**** DATA PROVIDED ****

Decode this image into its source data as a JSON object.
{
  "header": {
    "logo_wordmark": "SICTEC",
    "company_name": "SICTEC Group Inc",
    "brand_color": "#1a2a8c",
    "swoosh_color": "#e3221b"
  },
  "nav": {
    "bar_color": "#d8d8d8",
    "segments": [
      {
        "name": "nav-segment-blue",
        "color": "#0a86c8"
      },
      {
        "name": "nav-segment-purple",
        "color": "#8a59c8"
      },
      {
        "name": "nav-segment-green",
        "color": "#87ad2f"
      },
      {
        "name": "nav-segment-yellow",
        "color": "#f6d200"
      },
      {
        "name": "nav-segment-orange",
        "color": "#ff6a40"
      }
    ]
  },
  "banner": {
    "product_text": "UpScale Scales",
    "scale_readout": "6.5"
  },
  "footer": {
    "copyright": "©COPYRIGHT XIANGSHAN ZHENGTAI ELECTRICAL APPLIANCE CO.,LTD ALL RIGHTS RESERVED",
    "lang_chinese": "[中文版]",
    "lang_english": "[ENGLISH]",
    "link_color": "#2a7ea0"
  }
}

****

**WHAT THIS TASK INVOLVES**
Retype every record above exactly as it appears.

**PROBLEM SOLUTION**
Decode this image into its source data as a JSON object.
{
  "header": {
    "logo_wordmark": "SICTEC",
    "company_name": "SICTEC Group Inc",
    "brand_color": "#1a2a8c",
    "swoosh_color": "#e3221b"
  },
  "nav": {
    "bar_color": "#d8d8d8",
    "segments": [
      {
        "name": "nav-segment-blue",
        "color": "#0a86c8"
      },
      {
        "name": "nav-segment-purple",
        "color": "#8a59c8"
      },
      {
        "name": "nav-segment-green",
        "color": "#87ad2f"
      },
      {
        "name": "nav-segment-yellow",
        "color": "#f6d200"
      },
      {
        "name": "nav-segment-orange",
        "color": "#ff6a40"
      }
    ]
  },
  "banner": {
    "product_text": "UpScale Scales",
    "scale_readout": "6.5"
  },
  "footer": {
    "copyright": "©COPYRIGHT XIANGSHAN ZHENGTAI ELECTRICAL APPLIANCE CO.,LTD ALL RIGHTS RESERVED",
    "lang_chinese": "[中文版]",
    "lang_english": "[ENGLISH]",
    "link_color": "#2a7ea0"
  }
}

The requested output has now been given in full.